**Source records**
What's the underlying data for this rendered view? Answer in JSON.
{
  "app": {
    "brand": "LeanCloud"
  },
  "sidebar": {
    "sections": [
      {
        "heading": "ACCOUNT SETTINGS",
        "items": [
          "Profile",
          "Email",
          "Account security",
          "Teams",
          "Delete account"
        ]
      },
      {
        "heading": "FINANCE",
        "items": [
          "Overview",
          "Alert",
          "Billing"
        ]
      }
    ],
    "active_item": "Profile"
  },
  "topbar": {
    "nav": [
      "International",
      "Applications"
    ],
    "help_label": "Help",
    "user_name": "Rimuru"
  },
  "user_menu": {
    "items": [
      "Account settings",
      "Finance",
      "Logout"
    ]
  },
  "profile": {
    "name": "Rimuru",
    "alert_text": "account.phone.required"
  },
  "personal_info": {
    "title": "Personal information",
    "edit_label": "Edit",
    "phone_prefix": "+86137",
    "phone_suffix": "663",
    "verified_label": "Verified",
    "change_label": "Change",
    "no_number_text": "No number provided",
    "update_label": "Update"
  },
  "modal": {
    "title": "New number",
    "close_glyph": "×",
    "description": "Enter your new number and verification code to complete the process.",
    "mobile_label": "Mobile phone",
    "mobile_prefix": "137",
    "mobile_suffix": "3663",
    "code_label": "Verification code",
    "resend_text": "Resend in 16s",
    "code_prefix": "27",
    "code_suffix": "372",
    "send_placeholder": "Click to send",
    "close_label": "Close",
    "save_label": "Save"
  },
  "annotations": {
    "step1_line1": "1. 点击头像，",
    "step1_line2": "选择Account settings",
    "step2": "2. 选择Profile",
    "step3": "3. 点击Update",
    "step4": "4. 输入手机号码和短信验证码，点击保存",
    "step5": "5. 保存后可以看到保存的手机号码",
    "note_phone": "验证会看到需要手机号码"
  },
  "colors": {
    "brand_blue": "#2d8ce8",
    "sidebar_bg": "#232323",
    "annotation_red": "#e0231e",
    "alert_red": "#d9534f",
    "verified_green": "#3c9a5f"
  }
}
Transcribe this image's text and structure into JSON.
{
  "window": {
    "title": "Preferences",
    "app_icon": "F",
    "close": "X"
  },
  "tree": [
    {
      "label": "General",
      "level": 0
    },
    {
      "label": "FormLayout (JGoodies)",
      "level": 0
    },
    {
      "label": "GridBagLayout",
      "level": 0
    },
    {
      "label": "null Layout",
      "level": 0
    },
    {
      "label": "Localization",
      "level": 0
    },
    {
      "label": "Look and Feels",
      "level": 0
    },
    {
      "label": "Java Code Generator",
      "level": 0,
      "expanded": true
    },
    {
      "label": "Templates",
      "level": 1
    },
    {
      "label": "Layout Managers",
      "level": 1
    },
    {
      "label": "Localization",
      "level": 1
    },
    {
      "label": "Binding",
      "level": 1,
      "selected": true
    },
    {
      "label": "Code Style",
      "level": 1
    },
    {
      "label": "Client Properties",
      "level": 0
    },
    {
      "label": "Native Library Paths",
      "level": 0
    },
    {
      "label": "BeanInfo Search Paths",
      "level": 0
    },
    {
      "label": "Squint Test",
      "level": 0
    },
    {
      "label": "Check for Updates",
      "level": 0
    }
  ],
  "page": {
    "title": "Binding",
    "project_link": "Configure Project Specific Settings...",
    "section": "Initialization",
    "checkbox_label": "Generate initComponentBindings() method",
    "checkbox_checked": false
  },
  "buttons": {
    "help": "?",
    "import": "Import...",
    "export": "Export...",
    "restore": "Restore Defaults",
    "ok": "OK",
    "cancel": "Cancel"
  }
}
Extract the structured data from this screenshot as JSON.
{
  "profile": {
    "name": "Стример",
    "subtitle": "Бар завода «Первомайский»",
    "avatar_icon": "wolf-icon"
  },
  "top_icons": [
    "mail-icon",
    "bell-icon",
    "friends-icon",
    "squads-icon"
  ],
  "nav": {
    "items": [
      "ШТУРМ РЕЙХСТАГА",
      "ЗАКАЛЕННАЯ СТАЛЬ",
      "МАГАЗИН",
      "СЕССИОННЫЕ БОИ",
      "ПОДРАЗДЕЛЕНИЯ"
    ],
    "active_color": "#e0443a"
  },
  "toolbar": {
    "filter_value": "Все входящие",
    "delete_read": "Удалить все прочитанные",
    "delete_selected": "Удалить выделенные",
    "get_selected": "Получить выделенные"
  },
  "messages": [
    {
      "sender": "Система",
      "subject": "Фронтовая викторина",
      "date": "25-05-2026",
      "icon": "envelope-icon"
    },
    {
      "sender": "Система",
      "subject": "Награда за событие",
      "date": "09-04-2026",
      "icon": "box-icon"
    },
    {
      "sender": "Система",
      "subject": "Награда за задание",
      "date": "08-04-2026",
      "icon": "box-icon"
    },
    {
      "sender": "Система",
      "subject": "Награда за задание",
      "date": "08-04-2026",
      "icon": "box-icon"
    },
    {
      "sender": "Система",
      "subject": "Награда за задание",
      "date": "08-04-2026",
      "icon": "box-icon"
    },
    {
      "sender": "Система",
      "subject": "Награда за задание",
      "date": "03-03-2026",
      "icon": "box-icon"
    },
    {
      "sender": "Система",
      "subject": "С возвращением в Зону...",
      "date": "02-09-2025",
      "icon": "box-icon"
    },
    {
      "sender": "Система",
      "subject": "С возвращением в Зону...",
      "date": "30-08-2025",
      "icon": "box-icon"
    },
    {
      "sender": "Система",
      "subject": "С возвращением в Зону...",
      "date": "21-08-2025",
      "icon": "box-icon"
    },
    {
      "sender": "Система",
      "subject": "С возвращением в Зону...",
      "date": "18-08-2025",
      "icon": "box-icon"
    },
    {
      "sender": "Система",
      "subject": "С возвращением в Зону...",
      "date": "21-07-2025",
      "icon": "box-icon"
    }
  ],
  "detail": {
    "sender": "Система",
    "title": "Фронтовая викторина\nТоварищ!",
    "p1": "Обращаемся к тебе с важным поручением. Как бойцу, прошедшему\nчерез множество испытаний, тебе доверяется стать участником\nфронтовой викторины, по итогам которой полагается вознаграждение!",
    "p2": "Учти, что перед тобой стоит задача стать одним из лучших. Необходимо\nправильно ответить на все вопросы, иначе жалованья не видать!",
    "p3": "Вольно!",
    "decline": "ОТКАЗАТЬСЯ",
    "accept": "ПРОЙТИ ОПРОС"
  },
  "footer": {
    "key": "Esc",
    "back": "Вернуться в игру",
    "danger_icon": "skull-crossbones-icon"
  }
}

**Work to do**
Set down the listing above in full, please, exactly as it appears.

**Exercise solution**
What's the underlying data for this rendered view? Answer in JSON.
{
  "app": {
    "brand": "LeanCloud"
  },
  "sidebar": {
    "sections": [
      {
        "heading": "ACCOUNT SETTINGS",
        "items": [
          "Profile",
          "Email",
          "Account security",
          "Teams",
          "Delete account"
        ]
      },
      {
        "heading": "FINANCE",
        "items": [
          "Overview",
          "Alert",
          "Billing"
        ]
      }
    ],
    "active_item": "Profile"
  },
  "topbar": {
    "nav": [
      "International",
      "Applications"
    ],
    "help_label": "Help",
    "user_name": "Rimuru"
  },
  "user_menu": {
    "items": [
      "Account settings",
      "Finance",
      "Logout"
    ]
  },
  "profile": {
    "name": "Rimuru",
    "alert_text": "account.phone.required"
  },
  "personal_info": {
    "title": "Personal information",
    "edit_label": "Edit",
    "phone_prefix": "+86137",
    "phone_suffix": "663",
    "verified_label": "Verified",
    "change_label": "Change",
    "no_number_text": "No number provided",
    "update_label": "Update"
  },
  "modal": {
    "title": "New number",
    "close_glyph": "×",
    "description": "Enter your new number and verification code to complete the process.",
    "mobile_label": "Mobile phone",
    "mobile_prefix": "137",
    "mobile_suffix": "3663",
    "code_label": "Verification code",
    "resend_text": "Resend in 16s",
    "code_prefix": "27",
    "code_suffix": "372",
    "send_placeholder": "Click to send",
    "close_label": "Close",
    "save_label": "Save"
  },
  "annotations": {
    "step1_line1": "1. 点击头像，",
    "step1_line2": "选择Account settings",
    "step2": "2. 选择Profile",
    "step3": "3. 点击Update",
    "step4": "4. 输入手机号码和短信验证码，点击保存",
    "step5": "5. 保存后可以看到保存的手机号码",
    "note_phone": "验证会看到需要手机号码"
  },
  "colors": {
    "brand_blue": "#2d8ce8",
    "sidebar_bg": "#232323",
    "annotation_red": "#e0231e",
    "alert_red": "#d9534f",
    "verified_green": "#3c9a5f"
  }
}
Transcribe this image's text and structure into JSON.
{
  "window": {
    "title": "Preferences",
    "app_icon": "F",
    "close": "X"
  },
  "tree": [
    {
      "label": "General",
      "level": 0
    },
    {
      "label": "FormLayout (JGoodies)",
      "level": 0
    },
    {
      "label": "GridBagLayout",
      "level": 0
    },
    {
      "label": "null Layout",
      "level": 0
    },
    {
      "label": "Localization",
      "level": 0
    },
    {
      "label": "Look and Feels",
      "level": 0
    },
    {
      "label": "Java Code Generator",
      "level": 0,
      "expanded": true
    },
    {
      "label": "Templates",
      "level": 1
    },
    {
      "label": "Layout Managers",
      "level": 1
    },
    {
      "label": "Localization",
      "level": 1
    },
    {
      "label": "Binding",
      "level": 1,
      "selected": true
    },
    {
      "label": "Code Style",
      "level": 1
    },
    {
      "label": "Client Properties",
      "level": 0
    },
    {
      "label": "Native Library Paths",
      "level": 0
    },
    {
      "label": "BeanInfo Search Paths",
      "level": 0
    },
    {
      "label": "Squint Test",
      "level": 0
    },
    {
      "label": "Check for Updates",
      "level": 0
    }
  ],
  "page": {
    "title": "Binding",
    "project_link": "Configure Project Specific Settings...",
    "section": "Initialization",
    "checkbox_label": "Generate initComponentBindings() method",
    "checkbox_checked": false
  },
  "buttons": {
    "help": "?",
    "import": "Import...",
    "export": "Export...",
    "restore": "Restore Defaults",
    "ok": "OK",
    "cancel": "Cancel"
  }
}
Extract the structured data from this screenshot as JSON.
{
  "profile": {
    "name": "Стример",
    "subtitle": "Бар завода «Первомайский»",
    "avatar_icon": "wolf-icon"
  },
  "top_icons": [
    "mail-icon",
    "bell-icon",
    "friends-icon",
    "squads-icon"
  ],
  "nav": {
    "items": [
      "ШТУРМ РЕЙХСТАГА",
      "ЗАКАЛЕННАЯ СТАЛЬ",
      "МАГАЗИН",
      "СЕССИОННЫЕ БОИ",
      "ПОДРАЗДЕЛЕНИЯ"
    ],
    "active_color": "#e0443a"
  },
  "toolbar": {
    "filter_value": "Все входящие",
    "delete_read": "Удалить все прочитанные",
    "delete_selected": "Удалить выделенные",
    "get_selected": "Получить выделенные"
  },
  "messages": [
    {
      "sender": "Система",
      "subject": "Фронтовая викторина",
      "date": "25-05-2026",
      "icon": "envelope-icon"
    },
    {
      "sender": "Система",
      "subject": "Награда за событие",
      "date": "09-04-2026",
      "icon": "box-icon"
    },
    {
      "sender": "Система",
      "subject": "Награда за задание",
      "date": "08-04-2026",
      "icon": "box-icon"
    },
    {
      "sender": "Система",
      "subject": "Награда за задание",
      "date": "08-04-2026",
      "icon": "box-icon"
    },
    {
      "sender": "Система",
      "subject": "Награда за задание",
      "date": "08-04-2026",
      "icon": "box-icon"
    },
    {
      "sender": "Система",
      "subject": "Награда за задание",
      "date": "03-03-2026",
      "icon": "box-icon"
    },
    {
      "sender": "Система",
      "subject": "С возвращением в Зону...",
      "date": "02-09-2025",
      "icon": "box-icon"
    },
    {
      "sender": "Система",
      "subject": "С возвращением в Зону...",
      "date": "30-08-2025",
      "icon": "box-icon"
    },
    {
      "sender": "Система",
      "subject": "С возвращением в Зону...",
      "date": "21-08-2025",
      "icon": "box-icon"
    },
    {
      "sender": "Система",
      "subject": "С возвращением в Зону...",
      "date": "18-08-2025",
      "icon": "box-icon"
    },
    {
      "sender": "Система",
      "subject": "С возвращением в Зону...",
      "date": "21-07-2025",
      "icon": "box-icon"
    }
  ],
  "detail": {
    "sender": "Система",
    "title": "Фронтовая викторина\nТоварищ!",
    "p1": "Обращаемся к тебе с важным поручением. Как бойцу, прошедшему\nчерез множество испытаний, тебе доверяется стать участником\nфронтовой викторины, по итогам которой полагается вознаграждение!",
    "p2": "Учти, что перед тобой стоит задача стать одним из лучших. Необходимо\nправильно ответить на все вопросы, иначе жалованья не видать!",
    "p3": "Вольно!",
    "decline": "ОТКАЗАТЬСЯ",
    "accept": "ПРОЙТИ ОПРОС"
  },
  "footer": {
    "key": "Esc",
    "back": "Вернуться в игру",
    "danger_icon": "skull-crossbones-icon"
  }
}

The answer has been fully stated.